━━ 阅读节选
启动完成后,如果是本地自检环境可以通过 http://localhost:9090/graph
http://localhost:9090/metrics
其输入表达式控制台:
promhttp_metric_handler_requests_total
部署优化
远端存储
prometheus默认是将监控数据保存在本地磁盘中的,当然在分布式架构环境下,这样是不太可取的。不过它支持远端存储,可与远端存储系统集成。
Prometheus integrates with remote storage systems in two ways:
- Prometheus can write samples that it ingests to a remote URL in a standardized format.
- Prometheus can read (back) sample data from a remote URL in a standardized format.
目前支持的远端存储系统如下:
The remote write and remote read features of Prometheus allow transparently sending and receiving samples. This is primarily intended for long term storage. It is recommended that you perform careful evaluation of any solution in this space to confirm it can handle your data volumes.
━━━━
━━ 条目列表
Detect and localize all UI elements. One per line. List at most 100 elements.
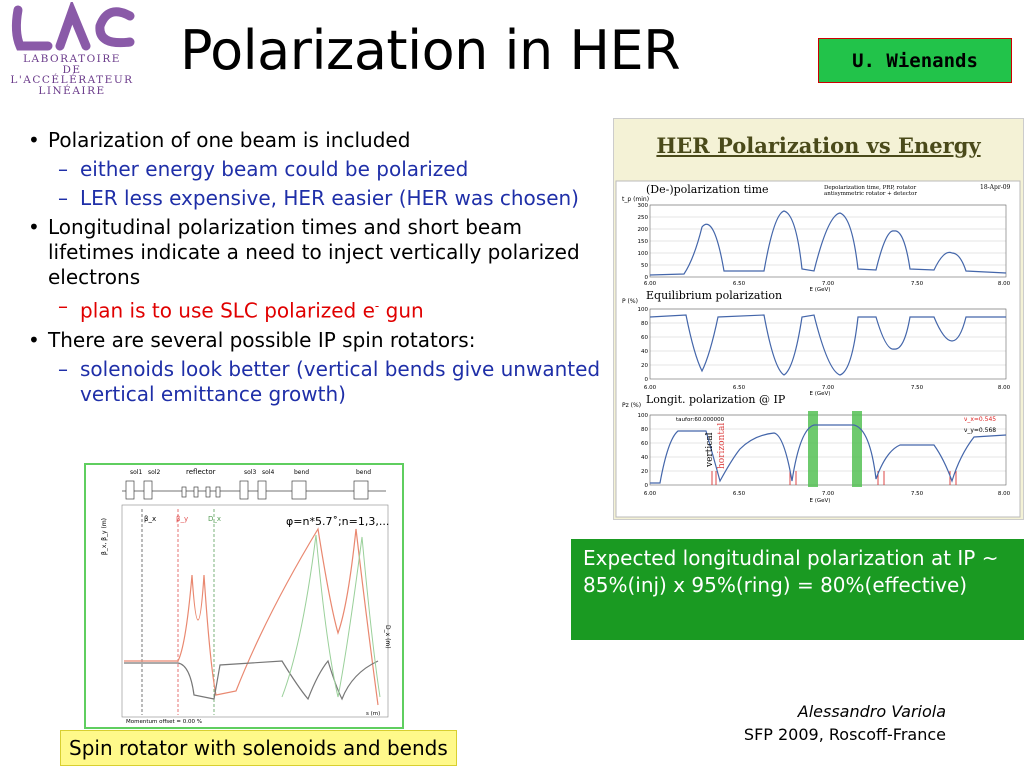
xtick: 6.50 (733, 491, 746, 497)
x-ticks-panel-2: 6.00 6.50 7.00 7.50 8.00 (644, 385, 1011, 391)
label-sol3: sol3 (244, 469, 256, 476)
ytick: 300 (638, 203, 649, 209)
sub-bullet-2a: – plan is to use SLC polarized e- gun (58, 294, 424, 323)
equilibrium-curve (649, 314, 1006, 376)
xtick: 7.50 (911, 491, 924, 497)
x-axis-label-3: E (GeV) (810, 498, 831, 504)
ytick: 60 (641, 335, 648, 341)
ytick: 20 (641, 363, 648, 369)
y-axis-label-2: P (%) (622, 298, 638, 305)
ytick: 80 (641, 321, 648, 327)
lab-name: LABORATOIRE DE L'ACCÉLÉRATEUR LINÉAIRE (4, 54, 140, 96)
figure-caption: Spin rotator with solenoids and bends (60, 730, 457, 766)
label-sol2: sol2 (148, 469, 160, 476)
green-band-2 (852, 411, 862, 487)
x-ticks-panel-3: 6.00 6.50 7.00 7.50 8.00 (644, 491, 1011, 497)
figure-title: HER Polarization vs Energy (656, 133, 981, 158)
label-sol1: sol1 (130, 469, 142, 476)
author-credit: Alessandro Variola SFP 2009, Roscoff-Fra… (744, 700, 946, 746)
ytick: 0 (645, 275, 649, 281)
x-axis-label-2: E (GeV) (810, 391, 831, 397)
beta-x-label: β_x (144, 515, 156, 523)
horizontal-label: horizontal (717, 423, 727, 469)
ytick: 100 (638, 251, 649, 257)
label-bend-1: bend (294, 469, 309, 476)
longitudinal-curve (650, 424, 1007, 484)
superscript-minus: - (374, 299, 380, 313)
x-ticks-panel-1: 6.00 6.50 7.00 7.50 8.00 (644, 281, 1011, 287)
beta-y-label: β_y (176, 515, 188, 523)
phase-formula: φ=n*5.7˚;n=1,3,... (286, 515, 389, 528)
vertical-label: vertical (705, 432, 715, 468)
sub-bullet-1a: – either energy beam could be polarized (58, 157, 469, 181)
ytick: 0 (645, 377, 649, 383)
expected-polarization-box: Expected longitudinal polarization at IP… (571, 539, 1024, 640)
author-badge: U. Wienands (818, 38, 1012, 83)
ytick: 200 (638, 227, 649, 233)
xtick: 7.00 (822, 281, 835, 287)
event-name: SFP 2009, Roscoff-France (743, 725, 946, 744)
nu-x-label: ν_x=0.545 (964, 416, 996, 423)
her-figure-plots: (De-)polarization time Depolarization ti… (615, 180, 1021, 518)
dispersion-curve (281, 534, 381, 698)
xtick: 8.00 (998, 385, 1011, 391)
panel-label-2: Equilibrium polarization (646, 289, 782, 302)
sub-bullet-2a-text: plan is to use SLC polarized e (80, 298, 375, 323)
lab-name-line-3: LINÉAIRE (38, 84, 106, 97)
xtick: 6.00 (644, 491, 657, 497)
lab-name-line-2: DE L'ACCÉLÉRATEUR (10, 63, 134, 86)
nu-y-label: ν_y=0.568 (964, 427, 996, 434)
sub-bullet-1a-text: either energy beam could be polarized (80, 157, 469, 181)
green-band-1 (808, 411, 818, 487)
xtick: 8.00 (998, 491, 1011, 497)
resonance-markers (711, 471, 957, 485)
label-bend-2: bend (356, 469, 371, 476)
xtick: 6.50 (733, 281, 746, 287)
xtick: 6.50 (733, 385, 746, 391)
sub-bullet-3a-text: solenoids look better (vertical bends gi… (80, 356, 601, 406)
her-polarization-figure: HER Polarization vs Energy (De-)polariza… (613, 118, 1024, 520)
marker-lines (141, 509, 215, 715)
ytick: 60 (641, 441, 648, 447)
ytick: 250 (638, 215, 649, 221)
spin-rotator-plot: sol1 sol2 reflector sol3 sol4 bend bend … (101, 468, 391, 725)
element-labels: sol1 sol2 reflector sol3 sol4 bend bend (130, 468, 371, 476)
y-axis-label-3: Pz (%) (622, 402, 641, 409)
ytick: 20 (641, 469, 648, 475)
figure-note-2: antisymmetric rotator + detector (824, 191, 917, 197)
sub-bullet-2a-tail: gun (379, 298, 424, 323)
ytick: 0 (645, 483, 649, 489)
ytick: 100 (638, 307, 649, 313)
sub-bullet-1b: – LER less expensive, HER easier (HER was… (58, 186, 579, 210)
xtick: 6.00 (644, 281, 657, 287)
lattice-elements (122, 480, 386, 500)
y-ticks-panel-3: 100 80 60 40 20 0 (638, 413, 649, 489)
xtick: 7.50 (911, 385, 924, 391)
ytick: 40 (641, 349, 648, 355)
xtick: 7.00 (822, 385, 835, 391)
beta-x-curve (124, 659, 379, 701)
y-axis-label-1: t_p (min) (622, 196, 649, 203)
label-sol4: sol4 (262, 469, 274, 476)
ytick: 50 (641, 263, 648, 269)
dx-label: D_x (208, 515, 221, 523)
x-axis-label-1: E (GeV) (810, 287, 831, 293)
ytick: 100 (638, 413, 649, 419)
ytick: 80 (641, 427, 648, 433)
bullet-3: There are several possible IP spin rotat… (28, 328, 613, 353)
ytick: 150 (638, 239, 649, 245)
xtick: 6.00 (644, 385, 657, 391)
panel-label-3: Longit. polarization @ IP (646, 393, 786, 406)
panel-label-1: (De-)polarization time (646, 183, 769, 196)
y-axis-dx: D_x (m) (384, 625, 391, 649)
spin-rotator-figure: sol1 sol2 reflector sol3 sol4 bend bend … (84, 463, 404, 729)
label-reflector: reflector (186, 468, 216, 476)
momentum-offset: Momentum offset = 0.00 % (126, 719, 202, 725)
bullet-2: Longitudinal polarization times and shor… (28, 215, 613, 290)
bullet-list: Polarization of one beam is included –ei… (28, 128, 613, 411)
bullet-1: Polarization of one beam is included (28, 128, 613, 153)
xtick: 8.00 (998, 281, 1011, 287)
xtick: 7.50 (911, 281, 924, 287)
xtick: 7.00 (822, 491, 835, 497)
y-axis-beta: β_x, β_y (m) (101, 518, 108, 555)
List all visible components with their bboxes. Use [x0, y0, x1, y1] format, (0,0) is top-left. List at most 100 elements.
━━━━
━━ 条目列表
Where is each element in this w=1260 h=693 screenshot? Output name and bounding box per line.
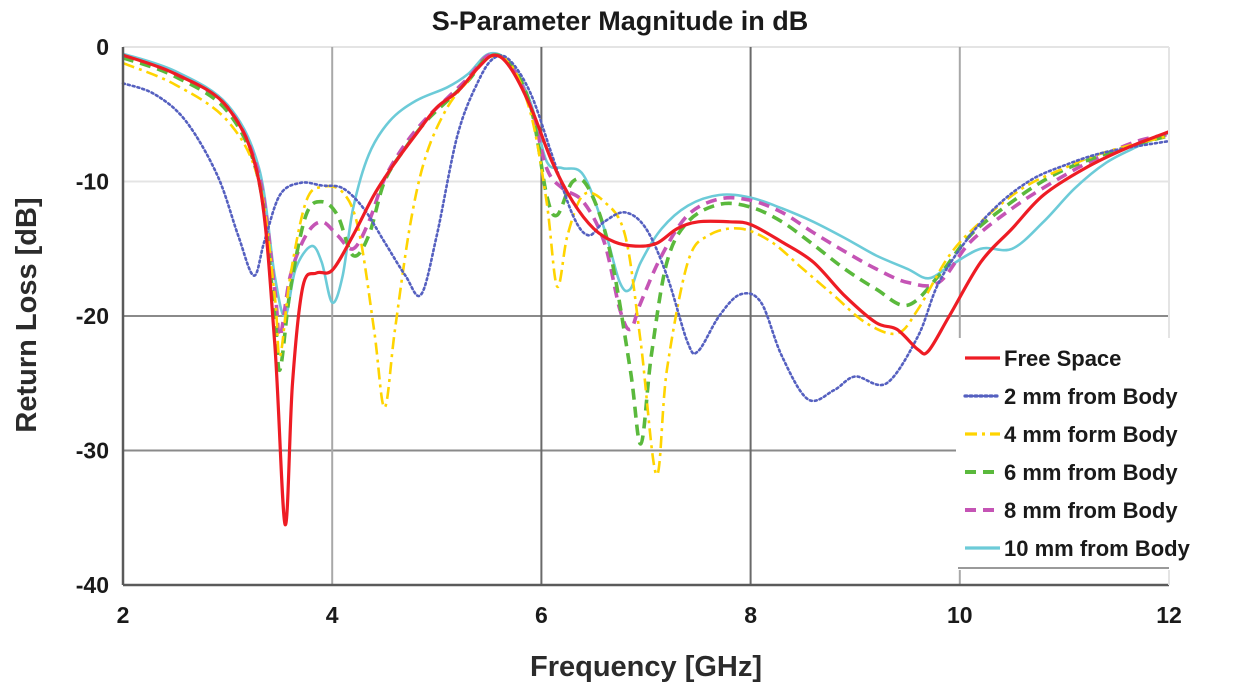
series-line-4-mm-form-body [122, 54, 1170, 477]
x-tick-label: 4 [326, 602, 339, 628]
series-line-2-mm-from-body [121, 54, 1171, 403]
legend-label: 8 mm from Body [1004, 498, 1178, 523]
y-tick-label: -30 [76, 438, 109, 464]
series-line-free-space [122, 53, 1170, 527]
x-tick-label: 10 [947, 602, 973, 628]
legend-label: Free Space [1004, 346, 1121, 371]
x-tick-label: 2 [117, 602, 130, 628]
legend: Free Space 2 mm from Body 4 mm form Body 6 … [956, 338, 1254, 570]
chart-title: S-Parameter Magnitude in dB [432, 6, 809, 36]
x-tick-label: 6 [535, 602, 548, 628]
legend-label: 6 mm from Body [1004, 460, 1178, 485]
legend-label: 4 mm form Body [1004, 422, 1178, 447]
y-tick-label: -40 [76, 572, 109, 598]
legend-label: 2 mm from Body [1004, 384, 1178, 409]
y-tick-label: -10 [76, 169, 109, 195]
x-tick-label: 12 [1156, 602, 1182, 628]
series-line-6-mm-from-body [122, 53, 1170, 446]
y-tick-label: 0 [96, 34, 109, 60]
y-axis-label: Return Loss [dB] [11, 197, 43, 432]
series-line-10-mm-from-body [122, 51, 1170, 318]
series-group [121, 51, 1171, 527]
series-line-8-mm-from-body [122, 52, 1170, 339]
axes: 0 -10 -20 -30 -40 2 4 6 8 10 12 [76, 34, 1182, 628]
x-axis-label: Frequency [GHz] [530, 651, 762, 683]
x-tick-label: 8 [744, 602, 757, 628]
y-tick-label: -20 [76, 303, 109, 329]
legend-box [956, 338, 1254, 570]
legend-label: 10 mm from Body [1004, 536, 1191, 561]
━━━━
**问题**
A) 下面三种说法和节选说的一致吗?(i)Prometheus 默认把监控数据存在本地磁盘上;(ii)远端读写功能主要是为短期存储准备的;(iii)Prometheus 只能把样本写到远端 URL,不能从远端读回来。每条回答是或否,并照抄节选里起决定作用的原话。
B) 把节选中从“Prometheus integrates with”到“your data volumes.”这一段一字不差地写出来。
只根据节选来回答。

**回答**
A)
(i)是:“prometheus默认是将监控数据保存在本地磁盘中的”
(ii)否:“This is primarily intended for long term storage.”
(iii)否:“Prometheus can read (back) sample data from a remote URL in a standardized format.”

B)
Prometheus integrates with remote storage systems in two ways:
- Prometheus can write samples that it ingests to a remote URL in a standardized format.
- Prometheus can read (back) sample data from a remote URL in a standardized format.
目前支持的远端存储系统如下:
The remote write and remote read features of Prometheus allow transparently sending and receiving samples. This is primarily intended for long term storage. It is recommended that you perform careful evaluation of any solution in this space to confirm it can handle your data volumes.